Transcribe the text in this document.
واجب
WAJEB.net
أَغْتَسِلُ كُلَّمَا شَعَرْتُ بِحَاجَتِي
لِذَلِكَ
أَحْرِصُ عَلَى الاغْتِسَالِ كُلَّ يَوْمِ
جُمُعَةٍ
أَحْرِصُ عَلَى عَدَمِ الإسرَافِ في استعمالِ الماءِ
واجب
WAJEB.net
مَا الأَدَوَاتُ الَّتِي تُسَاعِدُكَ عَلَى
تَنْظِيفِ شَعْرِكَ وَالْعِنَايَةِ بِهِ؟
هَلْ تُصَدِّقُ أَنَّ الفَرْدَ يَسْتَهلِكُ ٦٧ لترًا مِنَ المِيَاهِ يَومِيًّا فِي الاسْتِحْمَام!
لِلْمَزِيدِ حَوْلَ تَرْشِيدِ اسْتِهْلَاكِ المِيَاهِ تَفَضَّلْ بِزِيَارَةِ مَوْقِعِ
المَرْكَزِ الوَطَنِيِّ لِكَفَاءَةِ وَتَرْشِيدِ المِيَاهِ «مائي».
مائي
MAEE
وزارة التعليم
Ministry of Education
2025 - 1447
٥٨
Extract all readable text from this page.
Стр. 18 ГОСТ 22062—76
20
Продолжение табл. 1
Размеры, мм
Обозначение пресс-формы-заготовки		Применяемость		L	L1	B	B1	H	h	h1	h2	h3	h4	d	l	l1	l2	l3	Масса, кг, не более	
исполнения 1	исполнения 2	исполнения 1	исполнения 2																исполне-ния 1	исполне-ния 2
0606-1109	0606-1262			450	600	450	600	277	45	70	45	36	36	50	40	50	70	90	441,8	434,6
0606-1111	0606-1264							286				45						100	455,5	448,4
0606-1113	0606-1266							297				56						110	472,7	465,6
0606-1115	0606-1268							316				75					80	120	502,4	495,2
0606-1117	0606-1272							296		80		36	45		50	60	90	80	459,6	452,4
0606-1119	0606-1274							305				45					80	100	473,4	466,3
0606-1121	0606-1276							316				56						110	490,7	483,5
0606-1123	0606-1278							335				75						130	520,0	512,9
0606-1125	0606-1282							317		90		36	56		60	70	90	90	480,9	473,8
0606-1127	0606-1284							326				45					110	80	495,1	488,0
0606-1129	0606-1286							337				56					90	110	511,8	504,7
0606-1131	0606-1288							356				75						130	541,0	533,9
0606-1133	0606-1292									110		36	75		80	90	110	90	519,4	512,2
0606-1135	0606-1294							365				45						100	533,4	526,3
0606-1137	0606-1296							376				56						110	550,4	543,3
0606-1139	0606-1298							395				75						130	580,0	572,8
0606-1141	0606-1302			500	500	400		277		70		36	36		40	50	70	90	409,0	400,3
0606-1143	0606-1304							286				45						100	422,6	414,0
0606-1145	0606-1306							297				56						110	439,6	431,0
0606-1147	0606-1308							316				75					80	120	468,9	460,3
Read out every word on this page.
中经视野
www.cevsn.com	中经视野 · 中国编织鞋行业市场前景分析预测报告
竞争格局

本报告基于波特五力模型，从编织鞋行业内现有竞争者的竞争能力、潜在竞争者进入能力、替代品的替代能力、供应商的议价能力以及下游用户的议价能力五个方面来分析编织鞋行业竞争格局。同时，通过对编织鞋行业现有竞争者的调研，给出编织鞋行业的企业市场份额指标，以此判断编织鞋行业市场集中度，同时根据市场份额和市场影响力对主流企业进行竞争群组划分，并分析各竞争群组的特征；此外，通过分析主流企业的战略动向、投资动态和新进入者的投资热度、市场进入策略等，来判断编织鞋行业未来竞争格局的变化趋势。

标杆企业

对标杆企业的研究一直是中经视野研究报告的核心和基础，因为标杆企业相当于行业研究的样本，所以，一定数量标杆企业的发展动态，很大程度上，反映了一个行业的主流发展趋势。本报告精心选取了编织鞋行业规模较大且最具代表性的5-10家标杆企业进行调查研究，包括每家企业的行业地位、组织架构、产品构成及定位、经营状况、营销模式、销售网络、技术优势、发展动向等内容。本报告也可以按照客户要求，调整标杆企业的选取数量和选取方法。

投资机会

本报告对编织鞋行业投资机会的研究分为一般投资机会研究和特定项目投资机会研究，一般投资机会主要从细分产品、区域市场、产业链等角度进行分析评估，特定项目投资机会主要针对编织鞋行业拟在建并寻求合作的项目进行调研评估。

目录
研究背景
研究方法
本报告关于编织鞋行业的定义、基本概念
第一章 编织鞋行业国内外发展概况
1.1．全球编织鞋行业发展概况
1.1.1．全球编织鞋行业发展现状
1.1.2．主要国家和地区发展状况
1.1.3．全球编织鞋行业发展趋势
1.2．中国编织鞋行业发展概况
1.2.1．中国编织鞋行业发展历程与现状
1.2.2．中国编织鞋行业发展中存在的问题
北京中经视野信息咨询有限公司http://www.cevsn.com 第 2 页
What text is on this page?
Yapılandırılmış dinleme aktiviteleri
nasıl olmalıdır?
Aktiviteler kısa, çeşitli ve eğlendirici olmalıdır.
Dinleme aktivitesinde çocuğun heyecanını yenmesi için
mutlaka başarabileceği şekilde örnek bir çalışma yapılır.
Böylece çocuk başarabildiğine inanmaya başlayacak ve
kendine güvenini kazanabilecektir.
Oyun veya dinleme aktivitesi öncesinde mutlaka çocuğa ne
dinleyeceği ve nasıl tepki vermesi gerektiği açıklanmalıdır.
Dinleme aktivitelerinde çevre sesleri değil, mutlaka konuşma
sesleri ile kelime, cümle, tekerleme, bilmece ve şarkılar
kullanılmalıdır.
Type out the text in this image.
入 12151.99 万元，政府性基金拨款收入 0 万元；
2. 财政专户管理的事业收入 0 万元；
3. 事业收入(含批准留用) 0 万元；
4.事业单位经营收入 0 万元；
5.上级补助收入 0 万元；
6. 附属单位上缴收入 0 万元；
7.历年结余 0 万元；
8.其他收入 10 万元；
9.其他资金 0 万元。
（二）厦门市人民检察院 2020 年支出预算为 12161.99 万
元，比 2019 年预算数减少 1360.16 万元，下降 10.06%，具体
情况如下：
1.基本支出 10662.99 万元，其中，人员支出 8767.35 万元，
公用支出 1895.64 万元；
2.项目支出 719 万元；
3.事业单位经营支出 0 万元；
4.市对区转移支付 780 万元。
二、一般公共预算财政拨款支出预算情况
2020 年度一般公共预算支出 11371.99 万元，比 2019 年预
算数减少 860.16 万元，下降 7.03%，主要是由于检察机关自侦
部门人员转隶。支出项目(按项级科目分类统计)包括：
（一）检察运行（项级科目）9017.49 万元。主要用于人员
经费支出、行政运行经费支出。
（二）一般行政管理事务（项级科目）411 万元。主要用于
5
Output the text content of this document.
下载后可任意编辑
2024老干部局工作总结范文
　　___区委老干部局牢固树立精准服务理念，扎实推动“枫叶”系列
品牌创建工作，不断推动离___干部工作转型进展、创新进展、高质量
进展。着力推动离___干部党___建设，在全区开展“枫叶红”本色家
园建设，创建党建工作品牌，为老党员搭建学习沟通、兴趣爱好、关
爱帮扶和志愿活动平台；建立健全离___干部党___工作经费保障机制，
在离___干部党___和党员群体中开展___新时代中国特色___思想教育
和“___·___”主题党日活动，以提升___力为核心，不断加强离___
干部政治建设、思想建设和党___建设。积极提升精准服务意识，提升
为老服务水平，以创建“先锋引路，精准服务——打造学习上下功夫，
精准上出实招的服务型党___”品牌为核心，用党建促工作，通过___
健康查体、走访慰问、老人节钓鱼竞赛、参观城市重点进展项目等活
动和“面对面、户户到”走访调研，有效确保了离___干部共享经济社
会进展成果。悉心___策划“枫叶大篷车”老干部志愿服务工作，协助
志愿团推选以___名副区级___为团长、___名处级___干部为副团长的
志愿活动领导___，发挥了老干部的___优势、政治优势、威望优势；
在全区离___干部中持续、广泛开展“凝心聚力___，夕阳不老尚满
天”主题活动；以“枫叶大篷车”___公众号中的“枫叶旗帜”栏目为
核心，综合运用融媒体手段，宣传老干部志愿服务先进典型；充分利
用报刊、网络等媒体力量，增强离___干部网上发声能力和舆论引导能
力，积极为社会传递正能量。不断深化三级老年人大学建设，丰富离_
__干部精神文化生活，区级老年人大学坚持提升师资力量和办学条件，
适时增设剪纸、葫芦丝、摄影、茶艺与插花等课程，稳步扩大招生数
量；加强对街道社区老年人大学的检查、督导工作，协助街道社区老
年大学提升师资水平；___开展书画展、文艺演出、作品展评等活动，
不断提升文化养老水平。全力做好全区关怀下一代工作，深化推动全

▶ SHORT PROBLEM: Copy out exactly the lines between the line with "Type out the text in this image." and the last line of the entries, counting both of those lines.

▶ THE COMPLETED TASK:
Type out the text in this image.
入 12151.99 万元，政府性基金拨款收入 0 万元；
2. 财政专户管理的事业收入 0 万元；
3. 事业收入(含批准留用) 0 万元；
4.事业单位经营收入 0 万元；
5.上级补助收入 0 万元；
6. 附属单位上缴收入 0 万元；
7.历年结余 0 万元；
8.其他收入 10 万元；
9.其他资金 0 万元。
（二）厦门市人民检察院 2020 年支出预算为 12161.99 万
元，比 2019 年预算数减少 1360.16 万元，下降 10.06%，具体
情况如下：
1.基本支出 10662.99 万元，其中，人员支出 8767.35 万元，
公用支出 1895.64 万元；
2.项目支出 719 万元；
3.事业单位经营支出 0 万元；
4.市对区转移支付 780 万元。
二、一般公共预算财政拨款支出预算情况
2020 年度一般公共预算支出 11371.99 万元，比 2019 年预
算数减少 860.16 万元，下降 7.03%，主要是由于检察机关自侦
部门人员转隶。支出项目(按项级科目分类统计)包括：
（一）检察运行（项级科目）9017.49 万元。主要用于人员
经费支出、行政运行经费支出。
（二）一般行政管理事务（项级科目）411 万元。主要用于
5
Output the text content of this document.
下载后可任意编辑
2024老干部局工作总结范文
　　___区委老干部局牢固树立精准服务理念，扎实推动“枫叶”系列
品牌创建工作，不断推动离___干部工作转型进展、创新进展、高质量
进展。着力推动离___干部党___建设，在全区开展“枫叶红”本色家
园建设，创建党建工作品牌，为老党员搭建学习沟通、兴趣爱好、关
爱帮扶和志愿活动平台；建立健全离___干部党___工作经费保障机制，
在离___干部党___和党员群体中开展___新时代中国特色___思想教育
和“___·___”主题党日活动，以提升___力为核心，不断加强离___
干部政治建设、思想建设和党___建设。积极提升精准服务意识，提升
为老服务水平，以创建“先锋引路，精准服务——打造学习上下功夫，
精准上出实招的服务型党___”品牌为核心，用党建促工作，通过___
健康查体、走访慰问、老人节钓鱼竞赛、参观城市重点进展项目等活
动和“面对面、户户到”走访调研，有效确保了离___干部共享经济社
会进展成果。悉心___策划“枫叶大篷车”老干部志愿服务工作，协助
志愿团推选以___名副区级___为团长、___名处级___干部为副团长的
志愿活动领导___，发挥了老干部的___优势、政治优势、威望优势；
在全区离___干部中持续、广泛开展“凝心聚力___，夕阳不老尚满
天”主题活动；以“枫叶大篷车”___公众号中的“枫叶旗帜”栏目为
核心，综合运用融媒体手段，宣传老干部志愿服务先进典型；充分利
用报刊、网络等媒体力量，增强离___干部网上发声能力和舆论引导能
力，积极为社会传递正能量。不断深化三级老年人大学建设，丰富离_
__干部精神文化生活，区级老年人大学坚持提升师资力量和办学条件，
适时增设剪纸、葫芦丝、摄影、茶艺与插花等课程，稳步扩大招生数
量；加强对街道社区老年人大学的检查、督导工作，协助街道社区老
年大学提升师资水平；___开展书画展、文艺演出、作品展评等活动，
不断提升文化养老水平。全力做好全区关怀下一代工作，深化推动全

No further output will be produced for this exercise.